### PROVIDED DATA ###

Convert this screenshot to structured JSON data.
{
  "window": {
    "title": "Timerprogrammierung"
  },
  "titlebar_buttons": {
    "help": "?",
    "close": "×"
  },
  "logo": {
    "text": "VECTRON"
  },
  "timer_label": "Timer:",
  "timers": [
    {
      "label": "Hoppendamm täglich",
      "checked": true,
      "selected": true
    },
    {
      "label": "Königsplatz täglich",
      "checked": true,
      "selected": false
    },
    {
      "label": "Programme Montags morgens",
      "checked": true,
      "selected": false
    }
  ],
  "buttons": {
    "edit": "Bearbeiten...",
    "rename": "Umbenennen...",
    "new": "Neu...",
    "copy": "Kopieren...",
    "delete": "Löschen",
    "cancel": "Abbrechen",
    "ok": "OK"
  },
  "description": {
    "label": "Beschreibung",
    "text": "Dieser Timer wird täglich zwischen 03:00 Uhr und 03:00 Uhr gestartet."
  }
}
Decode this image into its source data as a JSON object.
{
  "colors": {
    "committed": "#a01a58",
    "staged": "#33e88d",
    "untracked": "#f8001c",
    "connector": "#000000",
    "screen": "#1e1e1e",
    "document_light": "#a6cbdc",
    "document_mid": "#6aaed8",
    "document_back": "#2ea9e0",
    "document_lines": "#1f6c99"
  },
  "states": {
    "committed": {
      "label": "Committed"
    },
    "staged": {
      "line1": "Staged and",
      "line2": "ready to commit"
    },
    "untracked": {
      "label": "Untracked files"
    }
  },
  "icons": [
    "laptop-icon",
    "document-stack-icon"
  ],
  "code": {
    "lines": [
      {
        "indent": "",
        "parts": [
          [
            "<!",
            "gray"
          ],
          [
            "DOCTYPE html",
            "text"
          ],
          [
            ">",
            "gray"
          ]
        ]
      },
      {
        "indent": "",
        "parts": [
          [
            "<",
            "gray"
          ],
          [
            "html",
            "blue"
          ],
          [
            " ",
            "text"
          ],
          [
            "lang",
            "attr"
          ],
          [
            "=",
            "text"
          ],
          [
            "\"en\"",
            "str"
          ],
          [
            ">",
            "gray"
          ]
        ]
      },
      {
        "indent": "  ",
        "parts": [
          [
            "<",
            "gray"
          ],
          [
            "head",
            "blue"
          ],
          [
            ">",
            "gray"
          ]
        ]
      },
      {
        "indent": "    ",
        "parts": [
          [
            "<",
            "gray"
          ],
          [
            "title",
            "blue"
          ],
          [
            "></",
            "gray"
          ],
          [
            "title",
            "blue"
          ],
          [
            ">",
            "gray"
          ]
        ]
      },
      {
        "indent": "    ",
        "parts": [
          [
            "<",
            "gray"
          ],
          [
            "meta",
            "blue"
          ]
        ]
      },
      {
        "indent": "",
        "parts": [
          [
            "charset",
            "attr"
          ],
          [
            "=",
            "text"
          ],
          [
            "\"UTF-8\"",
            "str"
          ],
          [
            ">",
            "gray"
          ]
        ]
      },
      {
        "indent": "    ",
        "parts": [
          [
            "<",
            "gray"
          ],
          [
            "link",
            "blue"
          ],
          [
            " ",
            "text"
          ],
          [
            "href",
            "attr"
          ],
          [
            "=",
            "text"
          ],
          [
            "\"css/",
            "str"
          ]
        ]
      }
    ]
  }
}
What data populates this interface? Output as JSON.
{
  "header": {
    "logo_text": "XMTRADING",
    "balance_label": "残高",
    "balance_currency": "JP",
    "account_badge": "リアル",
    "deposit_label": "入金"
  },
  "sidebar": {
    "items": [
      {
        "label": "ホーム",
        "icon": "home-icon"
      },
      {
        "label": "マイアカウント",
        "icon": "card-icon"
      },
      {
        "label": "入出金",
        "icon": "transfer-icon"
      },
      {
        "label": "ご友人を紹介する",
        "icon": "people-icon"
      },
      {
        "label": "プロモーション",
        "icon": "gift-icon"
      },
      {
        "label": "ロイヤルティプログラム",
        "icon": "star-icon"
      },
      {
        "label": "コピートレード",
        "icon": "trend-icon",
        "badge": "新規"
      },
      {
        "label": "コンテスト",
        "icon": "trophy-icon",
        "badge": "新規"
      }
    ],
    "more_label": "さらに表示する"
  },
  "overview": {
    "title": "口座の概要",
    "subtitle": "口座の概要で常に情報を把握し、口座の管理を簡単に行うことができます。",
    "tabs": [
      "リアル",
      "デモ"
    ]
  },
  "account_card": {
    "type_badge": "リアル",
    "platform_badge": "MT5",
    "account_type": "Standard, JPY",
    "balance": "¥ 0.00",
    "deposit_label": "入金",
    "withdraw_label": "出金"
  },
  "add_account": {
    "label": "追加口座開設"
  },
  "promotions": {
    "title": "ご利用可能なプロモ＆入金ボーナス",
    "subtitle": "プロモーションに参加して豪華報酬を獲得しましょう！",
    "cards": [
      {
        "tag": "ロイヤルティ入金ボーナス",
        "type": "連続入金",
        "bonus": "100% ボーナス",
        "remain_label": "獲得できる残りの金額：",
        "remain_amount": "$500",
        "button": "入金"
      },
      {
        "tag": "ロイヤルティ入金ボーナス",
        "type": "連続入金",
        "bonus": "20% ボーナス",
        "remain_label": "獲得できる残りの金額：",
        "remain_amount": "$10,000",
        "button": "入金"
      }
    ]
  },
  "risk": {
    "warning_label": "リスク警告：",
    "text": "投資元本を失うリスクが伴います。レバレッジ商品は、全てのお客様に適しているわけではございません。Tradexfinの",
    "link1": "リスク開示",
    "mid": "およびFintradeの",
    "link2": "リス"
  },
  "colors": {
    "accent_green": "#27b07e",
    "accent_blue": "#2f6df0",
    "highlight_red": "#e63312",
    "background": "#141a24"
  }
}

###

Copy out each record, keeping every word as it is.

### SOLUTION
Convert this screenshot to structured JSON data.
{
  "window": {
    "title": "Timerprogrammierung"
  },
  "titlebar_buttons": {
    "help": "?",
    "close": "×"
  },
  "logo": {
    "text": "VECTRON"
  },
  "timer_label": "Timer:",
  "timers": [
    {
      "label": "Hoppendamm täglich",
      "checked": true,
      "selected": true
    },
    {
      "label": "Königsplatz täglich",
      "checked": true,
      "selected": false
    },
    {
      "label": "Programme Montags morgens",
      "checked": true,
      "selected": false
    }
  ],
  "buttons": {
    "edit": "Bearbeiten...",
    "rename": "Umbenennen...",
    "new": "Neu...",
    "copy": "Kopieren...",
    "delete": "Löschen",
    "cancel": "Abbrechen",
    "ok": "OK"
  },
  "description": {
    "label": "Beschreibung",
    "text": "Dieser Timer wird täglich zwischen 03:00 Uhr und 03:00 Uhr gestartet."
  }
}
Decode this image into its source data as a JSON object.
{
  "colors": {
    "committed": "#a01a58",
    "staged": "#33e88d",
    "untracked": "#f8001c",
    "connector": "#000000",
    "screen": "#1e1e1e",
    "document_light": "#a6cbdc",
    "document_mid": "#6aaed8",
    "document_back": "#2ea9e0",
    "document_lines": "#1f6c99"
  },
  "states": {
    "committed": {
      "label": "Committed"
    },
    "staged": {
      "line1": "Staged and",
      "line2": "ready to commit"
    },
    "untracked": {
      "label": "Untracked files"
    }
  },
  "icons": [
    "laptop-icon",
    "document-stack-icon"
  ],
  "code": {
    "lines": [
      {
        "indent": "",
        "parts": [
          [
            "<!",
            "gray"
          ],
          [
            "DOCTYPE html",
            "text"
          ],
          [
            ">",
            "gray"
          ]
        ]
      },
      {
        "indent": "",
        "parts": [
          [
            "<",
            "gray"
          ],
          [
            "html",
            "blue"
          ],
          [
            " ",
            "text"
          ],
          [
            "lang",
            "attr"
          ],
          [
            "=",
            "text"
          ],
          [
            "\"en\"",
            "str"
          ],
          [
            ">",
            "gray"
          ]
        ]
      },
      {
        "indent": "  ",
        "parts": [
          [
            "<",
            "gray"
          ],
          [
            "head",
            "blue"
          ],
          [
            ">",
            "gray"
          ]
        ]
      },
      {
        "indent": "    ",
        "parts": [
          [
            "<",
            "gray"
          ],
          [
            "title",
            "blue"
          ],
          [
            "></",
            "gray"
          ],
          [
            "title",
            "blue"
          ],
          [
            ">",
            "gray"
          ]
        ]
      },
      {
        "indent": "    ",
        "parts": [
          [
            "<",
            "gray"
          ],
          [
            "meta",
            "blue"
          ]
        ]
      },
      {
        "indent": "",
        "parts": [
          [
            "charset",
            "attr"
          ],
          [
            "=",
            "text"
          ],
          [
            "\"UTF-8\"",
            "str"
          ],
          [
            ">",
            "gray"
          ]
        ]
      },
      {
        "indent": "    ",
        "parts": [
          [
            "<",
            "gray"
          ],
          [
            "link",
            "blue"
          ],
          [
            " ",
            "text"
          ],
          [
            "href",
            "attr"
          ],
          [
            "=",
            "text"
          ],
          [
            "\"css/",
            "str"
          ]
        ]
      }
    ]
  }
}
What data populates this interface? Output as JSON.
{
  "header": {
    "logo_text": "XMTRADING",
    "balance_label": "残高",
    "balance_currency": "JP",
    "account_badge": "リアル",
    "deposit_label": "入金"
  },
  "sidebar": {
    "items": [
      {
        "label": "ホーム",
        "icon": "home-icon"
      },
      {
        "label": "マイアカウント",
        "icon": "card-icon"
      },
      {
        "label": "入出金",
        "icon": "transfer-icon"
      },
      {
        "label": "ご友人を紹介する",
        "icon": "people-icon"
      },
      {
        "label": "プロモーション",
        "icon": "gift-icon"
      },
      {
        "label": "ロイヤルティプログラム",
        "icon": "star-icon"
      },
      {
        "label": "コピートレード",
        "icon": "trend-icon",
        "badge": "新規"
      },
      {
        "label": "コンテスト",
        "icon": "trophy-icon",
        "badge": "新規"
      }
    ],
    "more_label": "さらに表示する"
  },
  "overview": {
    "title": "口座の概要",
    "subtitle": "口座の概要で常に情報を把握し、口座の管理を簡単に行うことができます。",
    "tabs": [
      "リアル",
      "デモ"
    ]
  },
  "account_card": {
    "type_badge": "リアル",
    "platform_badge": "MT5",
    "account_type": "Standard, JPY",
    "balance": "¥ 0.00",
    "deposit_label": "入金",
    "withdraw_label": "出金"
  },
  "add_account": {
    "label": "追加口座開設"
  },
  "promotions": {
    "title": "ご利用可能なプロモ＆入金ボーナス",
    "subtitle": "プロモーションに参加して豪華報酬を獲得しましょう！",
    "cards": [
      {
        "tag": "ロイヤルティ入金ボーナス",
        "type": "連続入金",
        "bonus": "100% ボーナス",
        "remain_label": "獲得できる残りの金額：",
        "remain_amount": "$500",
        "button": "入金"
      },
      {
        "tag": "ロイヤルティ入金ボーナス",
        "type": "連続入金",
        "bonus": "20% ボーナス",
        "remain_label": "獲得できる残りの金額：",
        "remain_amount": "$10,000",
        "button": "入金"
      }
    ]
  },
  "risk": {
    "warning_label": "リスク警告：",
    "text": "投資元本を失うリスクが伴います。レバレッジ商品は、全てのお客様に適しているわけではございません。Tradexfinの",
    "link1": "リスク開示",
    "mid": "およびFintradeの",
    "link2": "リス"
  },
  "colors": {
    "accent_green": "#27b07e",
    "accent_blue": "#2f6df0",
    "highlight_red": "#e63312",
    "background": "#141a24"
  }
}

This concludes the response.